Problem details: Copy each of the following records word for word, keeping every line unchanged.

Task material:
>>

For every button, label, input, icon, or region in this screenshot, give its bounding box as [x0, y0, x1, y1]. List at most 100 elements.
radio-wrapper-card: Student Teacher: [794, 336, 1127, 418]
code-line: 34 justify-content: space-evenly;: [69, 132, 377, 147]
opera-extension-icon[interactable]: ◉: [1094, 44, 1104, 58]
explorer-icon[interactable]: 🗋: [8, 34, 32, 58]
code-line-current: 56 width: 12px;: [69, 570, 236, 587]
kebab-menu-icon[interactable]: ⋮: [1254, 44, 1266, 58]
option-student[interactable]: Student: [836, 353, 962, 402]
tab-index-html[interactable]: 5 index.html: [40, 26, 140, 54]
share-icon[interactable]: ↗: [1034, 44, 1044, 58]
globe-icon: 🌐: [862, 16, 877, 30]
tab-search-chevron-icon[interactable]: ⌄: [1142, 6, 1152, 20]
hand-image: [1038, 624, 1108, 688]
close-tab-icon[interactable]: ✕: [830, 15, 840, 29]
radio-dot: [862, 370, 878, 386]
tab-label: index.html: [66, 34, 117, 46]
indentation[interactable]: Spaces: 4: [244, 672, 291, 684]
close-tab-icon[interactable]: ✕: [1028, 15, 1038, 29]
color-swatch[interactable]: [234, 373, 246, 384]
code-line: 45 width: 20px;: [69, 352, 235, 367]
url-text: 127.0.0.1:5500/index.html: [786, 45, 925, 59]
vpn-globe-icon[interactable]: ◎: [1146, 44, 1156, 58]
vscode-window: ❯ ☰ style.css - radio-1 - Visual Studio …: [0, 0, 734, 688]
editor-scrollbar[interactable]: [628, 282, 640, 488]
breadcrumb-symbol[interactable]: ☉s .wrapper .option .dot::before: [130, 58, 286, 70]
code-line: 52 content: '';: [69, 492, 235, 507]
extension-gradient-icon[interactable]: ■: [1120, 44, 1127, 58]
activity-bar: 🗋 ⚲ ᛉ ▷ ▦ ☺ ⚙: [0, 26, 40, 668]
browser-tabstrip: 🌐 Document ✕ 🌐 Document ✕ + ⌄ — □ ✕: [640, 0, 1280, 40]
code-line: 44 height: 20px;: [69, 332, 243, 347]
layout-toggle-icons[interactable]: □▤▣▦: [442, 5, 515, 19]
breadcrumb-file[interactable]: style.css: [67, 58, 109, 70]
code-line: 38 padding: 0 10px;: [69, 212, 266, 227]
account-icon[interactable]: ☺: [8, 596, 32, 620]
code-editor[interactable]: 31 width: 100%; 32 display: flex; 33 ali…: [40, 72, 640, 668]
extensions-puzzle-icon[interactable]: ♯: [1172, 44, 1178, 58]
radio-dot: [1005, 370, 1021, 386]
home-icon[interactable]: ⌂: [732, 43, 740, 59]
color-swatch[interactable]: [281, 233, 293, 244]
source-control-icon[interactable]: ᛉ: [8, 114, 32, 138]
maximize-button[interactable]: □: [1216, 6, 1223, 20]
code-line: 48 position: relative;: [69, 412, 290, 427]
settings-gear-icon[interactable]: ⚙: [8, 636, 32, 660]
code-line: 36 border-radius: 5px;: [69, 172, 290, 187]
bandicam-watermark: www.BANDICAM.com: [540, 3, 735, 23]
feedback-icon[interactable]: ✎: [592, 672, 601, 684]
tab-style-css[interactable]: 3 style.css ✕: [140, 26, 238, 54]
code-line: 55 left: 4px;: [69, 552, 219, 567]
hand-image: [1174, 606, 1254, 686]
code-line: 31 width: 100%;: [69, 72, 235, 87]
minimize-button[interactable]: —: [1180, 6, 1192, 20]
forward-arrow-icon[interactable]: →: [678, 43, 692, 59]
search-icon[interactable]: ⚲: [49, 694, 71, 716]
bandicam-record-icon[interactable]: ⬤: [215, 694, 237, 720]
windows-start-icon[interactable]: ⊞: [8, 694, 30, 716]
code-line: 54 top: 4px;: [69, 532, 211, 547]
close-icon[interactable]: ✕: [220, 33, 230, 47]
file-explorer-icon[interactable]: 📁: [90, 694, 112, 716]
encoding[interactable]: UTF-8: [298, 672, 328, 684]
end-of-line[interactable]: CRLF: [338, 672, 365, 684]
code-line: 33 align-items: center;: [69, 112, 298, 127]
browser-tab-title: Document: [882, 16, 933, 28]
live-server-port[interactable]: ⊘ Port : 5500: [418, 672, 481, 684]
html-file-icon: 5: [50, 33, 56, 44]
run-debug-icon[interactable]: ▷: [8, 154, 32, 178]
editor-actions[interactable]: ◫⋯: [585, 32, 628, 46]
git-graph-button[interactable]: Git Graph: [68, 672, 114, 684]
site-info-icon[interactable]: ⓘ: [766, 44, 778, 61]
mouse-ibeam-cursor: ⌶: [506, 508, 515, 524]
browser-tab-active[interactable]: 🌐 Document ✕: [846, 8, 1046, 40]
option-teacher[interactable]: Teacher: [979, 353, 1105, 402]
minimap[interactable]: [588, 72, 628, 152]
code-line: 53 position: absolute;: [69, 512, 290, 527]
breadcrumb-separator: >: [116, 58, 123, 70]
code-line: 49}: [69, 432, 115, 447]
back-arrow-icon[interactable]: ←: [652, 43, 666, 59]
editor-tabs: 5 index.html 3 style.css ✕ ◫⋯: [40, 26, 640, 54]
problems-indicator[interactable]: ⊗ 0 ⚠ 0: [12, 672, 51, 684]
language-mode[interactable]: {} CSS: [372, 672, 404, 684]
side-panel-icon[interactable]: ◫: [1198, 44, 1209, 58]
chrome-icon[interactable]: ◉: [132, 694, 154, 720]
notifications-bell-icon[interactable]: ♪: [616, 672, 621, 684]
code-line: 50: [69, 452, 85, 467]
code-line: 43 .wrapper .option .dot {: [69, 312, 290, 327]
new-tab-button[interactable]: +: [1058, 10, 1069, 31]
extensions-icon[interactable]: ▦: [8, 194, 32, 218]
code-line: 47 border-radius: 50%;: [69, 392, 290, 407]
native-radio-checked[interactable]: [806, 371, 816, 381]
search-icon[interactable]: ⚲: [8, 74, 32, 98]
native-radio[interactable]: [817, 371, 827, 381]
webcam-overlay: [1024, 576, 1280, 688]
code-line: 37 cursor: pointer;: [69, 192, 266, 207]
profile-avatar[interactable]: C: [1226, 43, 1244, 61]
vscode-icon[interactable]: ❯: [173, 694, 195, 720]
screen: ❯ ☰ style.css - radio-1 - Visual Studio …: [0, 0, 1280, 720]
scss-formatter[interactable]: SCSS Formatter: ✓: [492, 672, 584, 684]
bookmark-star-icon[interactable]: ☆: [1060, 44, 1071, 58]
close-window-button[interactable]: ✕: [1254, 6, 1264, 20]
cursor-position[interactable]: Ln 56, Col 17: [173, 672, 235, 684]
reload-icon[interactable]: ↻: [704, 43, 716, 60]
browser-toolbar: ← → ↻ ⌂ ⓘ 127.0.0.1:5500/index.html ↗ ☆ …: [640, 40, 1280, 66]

<<

Solution for this exercise:
For every button, label, input, icon, or region in this screenshot, give its bounding box as [x0, y0, x1, y1]. List at most 100 elements.
radio-wrapper-card: Student Teacher: [794, 336, 1127, 418]
code-line: 34 justify-content: space-evenly;: [69, 132, 377, 147]
opera-extension-icon[interactable]: ◉: [1094, 44, 1104, 58]
explorer-icon[interactable]: 🗋: [8, 34, 32, 58]
code-line-current: 56 width: 12px;: [69, 570, 236, 587]
kebab-menu-icon[interactable]: ⋮: [1254, 44, 1266, 58]
option-student[interactable]: Student: [836, 353, 962, 402]
tab-index-html[interactable]: 5 index.html: [40, 26, 140, 54]
share-icon[interactable]: ↗: [1034, 44, 1044, 58]
globe-icon: 🌐: [862, 16, 877, 30]
tab-search-chevron-icon[interactable]: ⌄: [1142, 6, 1152, 20]
hand-image: [1038, 624, 1108, 688]
close-tab-icon[interactable]: ✕: [830, 15, 840, 29]
radio-dot: [862, 370, 878, 386]
tab-label: index.html: [66, 34, 117, 46]
indentation[interactable]: Spaces: 4: [244, 672, 291, 684]
close-tab-icon[interactable]: ✕: [1028, 15, 1038, 29]
color-swatch[interactable]: [234, 373, 246, 384]
code-line: 45 width: 20px;: [69, 352, 235, 367]
url-text: 127.0.0.1:5500/index.html: [786, 45, 925, 59]
vpn-globe-icon[interactable]: ◎: [1146, 44, 1156, 58]
vscode-window: ❯ ☰ style.css - radio-1 - Visual Studio …: [0, 0, 734, 688]
editor-scrollbar[interactable]: [628, 282, 640, 488]
breadcrumb-symbol[interactable]: ☉s .wrapper .option .dot::before: [130, 58, 286, 70]
code-line: 52 content: '';: [69, 492, 235, 507]
extension-gradient-icon[interactable]: ■: [1120, 44, 1127, 58]
activity-bar: 🗋 ⚲ ᛉ ▷ ▦ ☺ ⚙: [0, 26, 40, 668]
browser-tabstrip: 🌐 Document ✕ 🌐 Document ✕ + ⌄ — □ ✕: [640, 0, 1280, 40]
code-line: 44 height: 20px;: [69, 332, 243, 347]
layout-toggle-icons[interactable]: □▤▣▦: [442, 5, 515, 19]
breadcrumb-file[interactable]: style.css: [67, 58, 109, 70]
code-line: 38 padding: 0 10px;: [69, 212, 266, 227]
account-icon[interactable]: ☺: [8, 596, 32, 620]
code-editor[interactable]: 31 width: 100%; 32 display: flex; 33 ali…: [40, 72, 640, 668]
extensions-puzzle-icon[interactable]: ♯: [1172, 44, 1178, 58]
radio-dot: [1005, 370, 1021, 386]
home-icon[interactable]: ⌂: [732, 43, 740, 59]
color-swatch[interactable]: [281, 233, 293, 244]
source-control-icon[interactable]: ᛉ: [8, 114, 32, 138]
maximize-button[interactable]: □: [1216, 6, 1223, 20]
code-line: 48 position: relative;: [69, 412, 290, 427]
settings-gear-icon[interactable]: ⚙: [8, 636, 32, 660]
code-line: 36 border-radius: 5px;: [69, 172, 290, 187]
bandicam-watermark: www.BANDICAM.com: [540, 3, 735, 23]
feedback-icon[interactable]: ✎: [592, 672, 601, 684]
tab-style-css[interactable]: 3 style.css ✕: [140, 26, 238, 54]
code-line: 55 left: 4px;: [69, 552, 219, 567]
hand-image: [1174, 606, 1254, 686]
code-line: 31 width: 100%;: [69, 72, 235, 87]
minimize-button[interactable]: —: [1180, 6, 1192, 20]
forward-arrow-icon[interactable]: →: [678, 43, 692, 59]
search-icon[interactable]: ⚲: [49, 694, 71, 716]
bandicam-record-icon[interactable]: ⬤: [215, 694, 237, 720]
windows-start-icon[interactable]: ⊞: [8, 694, 30, 716]
code-line: 54 top: 4px;: [69, 532, 211, 547]
close-icon[interactable]: ✕: [220, 33, 230, 47]
file-explorer-icon[interactable]: 📁: [90, 694, 112, 716]
encoding[interactable]: UTF-8: [298, 672, 328, 684]
end-of-line[interactable]: CRLF: [338, 672, 365, 684]
code-line: 33 align-items: center;: [69, 112, 298, 127]
browser-tab-title: Document: [882, 16, 933, 28]
live-server-port[interactable]: ⊘ Port : 5500: [418, 672, 481, 684]
html-file-icon: 5: [50, 33, 56, 44]
run-debug-icon[interactable]: ▷: [8, 154, 32, 178]
editor-actions[interactable]: ◫⋯: [585, 32, 628, 46]
git-graph-button[interactable]: Git Graph: [68, 672, 114, 684]
site-info-icon[interactable]: ⓘ: [766, 44, 778, 61]
mouse-ibeam-cursor: ⌶: [506, 508, 515, 524]
browser-tab-active[interactable]: 🌐 Document ✕: [846, 8, 1046, 40]
option-teacher[interactable]: Teacher: [979, 353, 1105, 402]
minimap[interactable]: [588, 72, 628, 152]
code-line: 53 position: absolute;: [69, 512, 290, 527]
breadcrumb-separator: >: [116, 58, 123, 70]
code-line: 49}: [69, 432, 115, 447]
back-arrow-icon[interactable]: ←: [652, 43, 666, 59]
editor-tabs: 5 index.html 3 style.css ✕ ◫⋯: [40, 26, 640, 54]
problems-indicator[interactable]: ⊗ 0 ⚠ 0: [12, 672, 51, 684]
language-mode[interactable]: {} CSS: [372, 672, 404, 684]
side-panel-icon[interactable]: ◫: [1198, 44, 1209, 58]
chrome-icon[interactable]: ◉: [132, 694, 154, 720]
notifications-bell-icon[interactable]: ♪: [616, 672, 621, 684]
code-line: 50: [69, 452, 85, 467]
code-line: 43 .wrapper .option .dot {: [69, 312, 290, 327]
new-tab-button[interactable]: +: [1058, 10, 1069, 31]
extensions-icon[interactable]: ▦: [8, 194, 32, 218]
code-line: 47 border-radius: 50%;: [69, 392, 290, 407]
native-radio-checked[interactable]: [806, 371, 816, 381]
search-icon[interactable]: ⚲: [8, 74, 32, 98]
native-radio[interactable]: [817, 371, 827, 381]
webcam-overlay: [1024, 576, 1280, 688]
code-line: 37 cursor: pointer;: [69, 192, 266, 207]
profile-avatar[interactable]: C: [1226, 43, 1244, 61]
vscode-icon[interactable]: ❯: [173, 694, 195, 720]
screen: ❯ ☰ style.css - radio-1 - Visual Studio …: [0, 0, 1280, 720]
scss-formatter[interactable]: SCSS Formatter: ✓: [492, 672, 584, 684]
bookmark-star-icon[interactable]: ☆: [1060, 44, 1071, 58]
close-window-button[interactable]: ✕: [1254, 6, 1264, 20]
cursor-position[interactable]: Ln 56, Col 17: [173, 672, 235, 684]
reload-icon[interactable]: ↻: [704, 43, 716, 60]
browser-toolbar: ← → ↻ ⌂ ⓘ 127.0.0.1:5500/index.html ↗ ☆ …: [640, 40, 1280, 66]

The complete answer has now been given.